◆ **Passage given**
☆ ☆ ☆

Land Of Contrasts
Turkey certainly is when it comes to its people.
We recently heard from John, our Australian aquaintance on his way home on his 250cc Honda.
He was robbed at gunpoint in central Turkey a couple of days after leaving us outside of Izmir.
We don't know what sort of robber it was, but it took place close to a police barracks. The villain was immediately apprehended, but it delayed John by a few days for all the legal processes.
What a difference to our time in Edremit!
We wuz almost robbed too. Then a day later one of us actually was robbed..... more later.
After departing Dalyan about twelve days ago we ended up in a campsite in the holiday resort of Kas. It had a most welcoming owner, and a full complement of most welcoming Turkish campers, who were there for Turkey's National Holiday weekend. They offered us various ingredients for our dinner as soon as Beau started cooking in the camp kitchen. Then they insisted we join them for dessert at one of their tables.
We learned they were a group of professional-types (university lecturers, engineers etc) from a hiking club in Aydin, near were John had actually left us for the road to Iran. They were walking sections of the Lycian Way and invited us to join them the next day.
There were two problems with that, they would be leaving to start their trek at 7am (an impossible task for us), and we wanted to continue our journey the next day anyway - Turkey is a big country to get across.
However, the next day was the start of a week of pretty awful weather right across Turkey - but not before a few of the Aydin Hiking Club, who were not walking that day, insisted we sit at their table for a full Turkish breakfast. After that the heavens opened, we abandoned thoughts of going further that day and were quietly relieved that we hadn't joined the hikers - our waterproof gear is meant for riding motorcycles, not walking, it's heavy!
At a break in the rain later in the day we set off, and found over the following week a series of very nice campsites all right at the edge of the Mediterranean Sea. And some pretty wet weather that delayed us here and there.
The Greek island of Megisti, photographed from the road rising out of Kas climbing up the coastal mountains.
Tent and bikes a couple of feet from the waves of the Med, at the next campsite.

☆ ☆ ☆

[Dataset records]
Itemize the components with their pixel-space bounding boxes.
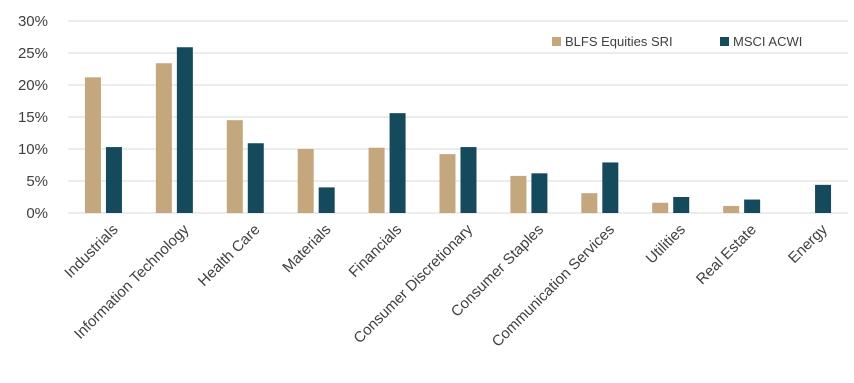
bar-msci-acwi — [176, 47, 193, 213]
bar-msci-acwi — [105, 147, 122, 213]
bar-msci-acwi — [460, 147, 477, 213]
bar-msci-acwi — [247, 143, 264, 213]
legend-label: BLFS Equities SRI — [565, 34, 673, 49]
x-category-label: Energy — [785, 221, 831, 267]
legend: BLFS Equities SRI MSCI ACWI — [552, 34, 802, 49]
legend-label: MSCI ACWI — [733, 34, 802, 49]
bar-blfs-equities-sri — [723, 205, 740, 213]
bar-msci-acwi — [815, 184, 832, 213]
x-category-label: Industrials — [61, 221, 121, 281]
x-category-label: Information Technology — [71, 221, 193, 343]
bar-blfs-equities-sri — [297, 149, 314, 213]
bars — [84, 47, 832, 213]
y-tick-label: 15% — [18, 109, 48, 126]
bar-blfs-equities-sri — [652, 202, 669, 213]
x-category-label: Utilities — [643, 221, 689, 267]
x-category-label: Consumer Discretionary — [350, 221, 476, 347]
x-category-label: Materials — [279, 221, 334, 276]
gridlines — [68, 20, 848, 214]
bar-msci-acwi — [673, 197, 690, 213]
bar-blfs-equities-sri — [84, 77, 101, 213]
x-category-label: Real Estate — [693, 221, 760, 288]
y-tick-label: 30% — [18, 13, 48, 30]
bar-blfs-equities-sri — [439, 154, 456, 213]
bar-msci-acwi — [744, 199, 761, 213]
y-tick-label: 25% — [18, 45, 48, 62]
y-axis-tick-labels: 0% 5% 10% 15% 20% 25% 30% — [18, 13, 48, 222]
bar-blfs-equities-sri — [581, 193, 598, 213]
bar-msci-acwi — [531, 173, 548, 213]
legend-swatch — [552, 37, 561, 46]
x-category-label: Communication Services — [489, 221, 618, 350]
bar-blfs-equities-sri — [226, 120, 243, 213]
bar-blfs-equities-sri — [155, 63, 172, 213]
y-tick-label: 10% — [18, 141, 48, 158]
y-tick-label: 5% — [26, 173, 48, 190]
bar-msci-acwi — [389, 113, 406, 213]
bar-blfs-equities-sri — [368, 147, 385, 213]
legend-swatch — [720, 37, 729, 46]
bar-msci-acwi — [602, 162, 619, 213]
bar-msci-acwi — [318, 187, 335, 213]
bar-blfs-equities-sri — [510, 175, 527, 213]
x-category-label: Health Care — [195, 221, 264, 290]
y-tick-label: 0% — [26, 205, 48, 222]
y-tick-label: 20% — [18, 77, 48, 94]
x-category-label: Financials — [346, 221, 406, 281]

☆ ☆ ☆

Output the travel blog post about Turkey word for word, from "We don't know" to "robbed..... more later.".

We don't know what sort of robber it was, but it took place close to a police barracks. The villain was immediately apprehended, but it delayed John by a few days for all the legal processes.
What a difference to our time in Edremit!
We wuz almost robbed too. Then a day later one of us actually was robbed..... more later.